* begin Material *

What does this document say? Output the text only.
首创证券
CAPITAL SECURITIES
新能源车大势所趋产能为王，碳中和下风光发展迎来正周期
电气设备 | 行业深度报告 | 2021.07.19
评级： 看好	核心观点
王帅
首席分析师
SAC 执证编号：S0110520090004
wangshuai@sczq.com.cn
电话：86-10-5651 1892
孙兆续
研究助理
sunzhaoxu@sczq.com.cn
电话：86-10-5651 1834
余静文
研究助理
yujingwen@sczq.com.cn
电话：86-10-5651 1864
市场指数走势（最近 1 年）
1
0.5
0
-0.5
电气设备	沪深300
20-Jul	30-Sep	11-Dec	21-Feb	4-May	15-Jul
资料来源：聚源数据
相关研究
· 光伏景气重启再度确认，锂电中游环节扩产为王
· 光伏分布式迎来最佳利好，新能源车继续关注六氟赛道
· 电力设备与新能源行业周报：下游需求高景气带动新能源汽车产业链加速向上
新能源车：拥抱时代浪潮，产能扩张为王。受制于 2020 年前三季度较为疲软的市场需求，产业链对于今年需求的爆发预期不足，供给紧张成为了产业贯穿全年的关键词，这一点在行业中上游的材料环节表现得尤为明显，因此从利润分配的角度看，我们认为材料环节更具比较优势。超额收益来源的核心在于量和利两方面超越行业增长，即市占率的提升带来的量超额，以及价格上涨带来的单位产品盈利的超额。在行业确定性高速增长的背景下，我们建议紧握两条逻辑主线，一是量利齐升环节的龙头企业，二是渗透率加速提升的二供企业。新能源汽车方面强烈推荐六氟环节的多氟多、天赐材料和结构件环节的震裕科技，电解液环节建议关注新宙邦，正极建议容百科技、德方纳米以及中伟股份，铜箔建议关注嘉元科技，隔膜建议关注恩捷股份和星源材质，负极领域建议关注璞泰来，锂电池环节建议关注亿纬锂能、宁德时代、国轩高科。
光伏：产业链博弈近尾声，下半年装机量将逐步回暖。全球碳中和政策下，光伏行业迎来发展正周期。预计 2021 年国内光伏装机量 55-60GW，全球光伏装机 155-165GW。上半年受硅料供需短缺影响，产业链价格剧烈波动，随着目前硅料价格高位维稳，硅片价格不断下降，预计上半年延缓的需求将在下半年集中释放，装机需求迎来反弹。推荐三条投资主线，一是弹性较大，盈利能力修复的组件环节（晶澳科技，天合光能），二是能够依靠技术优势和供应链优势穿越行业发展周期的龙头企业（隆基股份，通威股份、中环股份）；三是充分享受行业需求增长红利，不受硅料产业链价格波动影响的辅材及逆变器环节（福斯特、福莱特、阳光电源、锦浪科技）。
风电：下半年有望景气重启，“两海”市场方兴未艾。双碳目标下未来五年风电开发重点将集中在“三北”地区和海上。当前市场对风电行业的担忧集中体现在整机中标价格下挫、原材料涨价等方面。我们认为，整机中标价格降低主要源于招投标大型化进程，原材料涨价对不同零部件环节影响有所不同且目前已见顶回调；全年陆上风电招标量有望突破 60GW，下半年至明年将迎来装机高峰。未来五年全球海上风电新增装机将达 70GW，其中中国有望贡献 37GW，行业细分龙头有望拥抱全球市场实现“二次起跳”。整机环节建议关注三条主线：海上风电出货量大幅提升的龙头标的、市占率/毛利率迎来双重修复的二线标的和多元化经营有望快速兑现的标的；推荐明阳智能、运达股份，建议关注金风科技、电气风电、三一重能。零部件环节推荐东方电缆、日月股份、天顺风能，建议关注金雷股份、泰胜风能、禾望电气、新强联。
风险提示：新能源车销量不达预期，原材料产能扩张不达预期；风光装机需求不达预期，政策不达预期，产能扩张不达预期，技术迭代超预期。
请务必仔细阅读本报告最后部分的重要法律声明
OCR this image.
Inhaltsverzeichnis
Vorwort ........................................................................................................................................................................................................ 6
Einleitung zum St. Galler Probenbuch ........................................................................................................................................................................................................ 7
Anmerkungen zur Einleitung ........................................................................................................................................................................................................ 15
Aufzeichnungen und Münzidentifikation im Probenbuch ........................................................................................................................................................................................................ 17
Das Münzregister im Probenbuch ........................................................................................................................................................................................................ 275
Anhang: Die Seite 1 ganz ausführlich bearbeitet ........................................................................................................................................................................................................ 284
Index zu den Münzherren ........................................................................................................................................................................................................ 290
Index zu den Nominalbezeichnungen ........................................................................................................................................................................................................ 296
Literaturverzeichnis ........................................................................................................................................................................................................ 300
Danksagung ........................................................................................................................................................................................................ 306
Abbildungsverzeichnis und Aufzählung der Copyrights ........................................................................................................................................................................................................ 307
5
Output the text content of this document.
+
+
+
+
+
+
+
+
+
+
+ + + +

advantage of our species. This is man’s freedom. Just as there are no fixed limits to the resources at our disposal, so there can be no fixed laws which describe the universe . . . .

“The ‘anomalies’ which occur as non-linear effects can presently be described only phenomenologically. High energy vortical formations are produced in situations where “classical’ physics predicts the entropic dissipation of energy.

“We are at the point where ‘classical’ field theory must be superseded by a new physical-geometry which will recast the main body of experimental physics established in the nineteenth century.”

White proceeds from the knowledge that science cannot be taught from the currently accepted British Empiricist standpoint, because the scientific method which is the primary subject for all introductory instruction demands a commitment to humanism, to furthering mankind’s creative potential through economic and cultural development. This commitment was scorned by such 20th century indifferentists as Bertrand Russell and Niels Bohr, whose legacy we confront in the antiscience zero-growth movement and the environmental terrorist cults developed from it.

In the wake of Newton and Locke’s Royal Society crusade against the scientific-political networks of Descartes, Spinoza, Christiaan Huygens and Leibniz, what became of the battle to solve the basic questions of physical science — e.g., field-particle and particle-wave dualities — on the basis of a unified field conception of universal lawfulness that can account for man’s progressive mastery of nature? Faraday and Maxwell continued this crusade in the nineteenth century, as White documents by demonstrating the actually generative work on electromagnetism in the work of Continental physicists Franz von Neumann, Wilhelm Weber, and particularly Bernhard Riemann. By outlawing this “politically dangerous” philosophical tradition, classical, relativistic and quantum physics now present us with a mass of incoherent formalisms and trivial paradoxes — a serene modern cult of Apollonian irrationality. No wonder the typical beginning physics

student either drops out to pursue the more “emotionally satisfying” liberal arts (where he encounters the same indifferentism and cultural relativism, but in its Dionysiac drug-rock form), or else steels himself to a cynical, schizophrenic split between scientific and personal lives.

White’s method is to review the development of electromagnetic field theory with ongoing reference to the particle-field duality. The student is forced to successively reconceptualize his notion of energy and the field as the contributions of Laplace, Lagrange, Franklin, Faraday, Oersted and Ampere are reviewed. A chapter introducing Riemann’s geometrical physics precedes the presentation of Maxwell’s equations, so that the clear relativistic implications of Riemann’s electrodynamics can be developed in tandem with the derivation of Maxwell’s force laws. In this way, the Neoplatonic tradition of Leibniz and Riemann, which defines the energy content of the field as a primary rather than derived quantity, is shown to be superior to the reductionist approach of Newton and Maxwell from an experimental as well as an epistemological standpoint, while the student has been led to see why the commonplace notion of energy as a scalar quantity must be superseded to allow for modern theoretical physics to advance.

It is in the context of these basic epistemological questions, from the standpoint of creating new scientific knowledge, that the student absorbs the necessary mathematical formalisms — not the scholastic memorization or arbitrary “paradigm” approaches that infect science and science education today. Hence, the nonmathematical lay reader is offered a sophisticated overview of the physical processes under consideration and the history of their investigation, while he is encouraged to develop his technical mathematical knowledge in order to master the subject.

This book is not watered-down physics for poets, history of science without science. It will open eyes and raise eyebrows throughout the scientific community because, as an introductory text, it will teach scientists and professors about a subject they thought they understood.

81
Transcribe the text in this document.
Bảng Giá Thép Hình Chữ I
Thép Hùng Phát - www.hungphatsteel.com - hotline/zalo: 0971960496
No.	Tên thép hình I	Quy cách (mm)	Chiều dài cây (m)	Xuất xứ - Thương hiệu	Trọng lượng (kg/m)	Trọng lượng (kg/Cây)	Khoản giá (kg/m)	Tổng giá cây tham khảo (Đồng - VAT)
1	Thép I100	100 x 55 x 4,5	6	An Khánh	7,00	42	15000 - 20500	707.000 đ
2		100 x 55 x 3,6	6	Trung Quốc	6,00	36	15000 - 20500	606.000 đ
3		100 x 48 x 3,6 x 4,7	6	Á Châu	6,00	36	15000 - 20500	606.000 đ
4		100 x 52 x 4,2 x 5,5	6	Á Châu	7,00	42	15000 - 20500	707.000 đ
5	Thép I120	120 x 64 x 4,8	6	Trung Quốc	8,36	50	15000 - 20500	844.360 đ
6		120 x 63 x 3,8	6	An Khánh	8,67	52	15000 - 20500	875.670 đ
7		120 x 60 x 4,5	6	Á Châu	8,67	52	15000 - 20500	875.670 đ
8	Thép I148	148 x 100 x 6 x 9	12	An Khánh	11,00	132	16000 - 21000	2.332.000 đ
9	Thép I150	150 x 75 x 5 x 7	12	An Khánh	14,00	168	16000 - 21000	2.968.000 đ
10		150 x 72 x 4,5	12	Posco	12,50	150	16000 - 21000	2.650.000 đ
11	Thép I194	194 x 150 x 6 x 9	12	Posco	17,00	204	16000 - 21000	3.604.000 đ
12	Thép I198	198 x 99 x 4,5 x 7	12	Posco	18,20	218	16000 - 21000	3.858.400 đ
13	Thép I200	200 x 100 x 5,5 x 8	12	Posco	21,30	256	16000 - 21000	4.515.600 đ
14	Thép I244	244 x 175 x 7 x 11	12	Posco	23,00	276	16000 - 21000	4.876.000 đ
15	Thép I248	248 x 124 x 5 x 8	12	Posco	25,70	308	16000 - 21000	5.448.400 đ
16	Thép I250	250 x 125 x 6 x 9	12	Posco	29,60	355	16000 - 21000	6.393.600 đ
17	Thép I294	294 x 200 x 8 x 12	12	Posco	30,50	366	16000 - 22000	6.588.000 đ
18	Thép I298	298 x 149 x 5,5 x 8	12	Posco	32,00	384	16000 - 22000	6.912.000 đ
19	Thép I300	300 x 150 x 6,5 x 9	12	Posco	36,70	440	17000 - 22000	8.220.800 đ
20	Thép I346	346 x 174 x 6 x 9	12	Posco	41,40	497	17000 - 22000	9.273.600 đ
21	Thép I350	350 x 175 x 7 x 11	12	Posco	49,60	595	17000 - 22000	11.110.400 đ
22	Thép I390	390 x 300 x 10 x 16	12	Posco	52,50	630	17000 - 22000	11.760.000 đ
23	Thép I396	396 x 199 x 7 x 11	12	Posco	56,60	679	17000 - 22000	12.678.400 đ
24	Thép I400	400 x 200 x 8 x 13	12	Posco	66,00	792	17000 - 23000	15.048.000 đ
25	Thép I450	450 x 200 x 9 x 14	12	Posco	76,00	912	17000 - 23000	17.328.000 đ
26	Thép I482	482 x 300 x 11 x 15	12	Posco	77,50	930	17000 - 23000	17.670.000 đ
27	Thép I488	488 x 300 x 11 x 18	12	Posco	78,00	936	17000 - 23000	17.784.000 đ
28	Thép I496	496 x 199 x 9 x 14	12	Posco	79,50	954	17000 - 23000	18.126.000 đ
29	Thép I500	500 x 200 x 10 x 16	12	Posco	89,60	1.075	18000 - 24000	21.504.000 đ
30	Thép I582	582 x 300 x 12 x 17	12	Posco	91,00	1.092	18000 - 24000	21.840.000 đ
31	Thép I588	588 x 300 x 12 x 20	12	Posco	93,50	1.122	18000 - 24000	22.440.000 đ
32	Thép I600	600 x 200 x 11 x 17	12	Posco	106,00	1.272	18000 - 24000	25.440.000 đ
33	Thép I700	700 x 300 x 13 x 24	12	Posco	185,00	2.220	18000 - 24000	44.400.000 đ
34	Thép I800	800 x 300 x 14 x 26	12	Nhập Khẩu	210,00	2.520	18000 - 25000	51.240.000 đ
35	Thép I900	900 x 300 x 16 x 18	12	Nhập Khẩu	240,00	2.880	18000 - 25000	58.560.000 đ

* end Material *

_Task to complete_:
Gather each line in the data that holds the string "only".

_Finished exercise_:
What does this document say? Output the text only.
“The ‘anomalies’ which occur as non-linear effects can presently be described only phenomenologically. High energy vortical formations are produced in situations where “classical’ physics predicts the entropic dissipation of energy.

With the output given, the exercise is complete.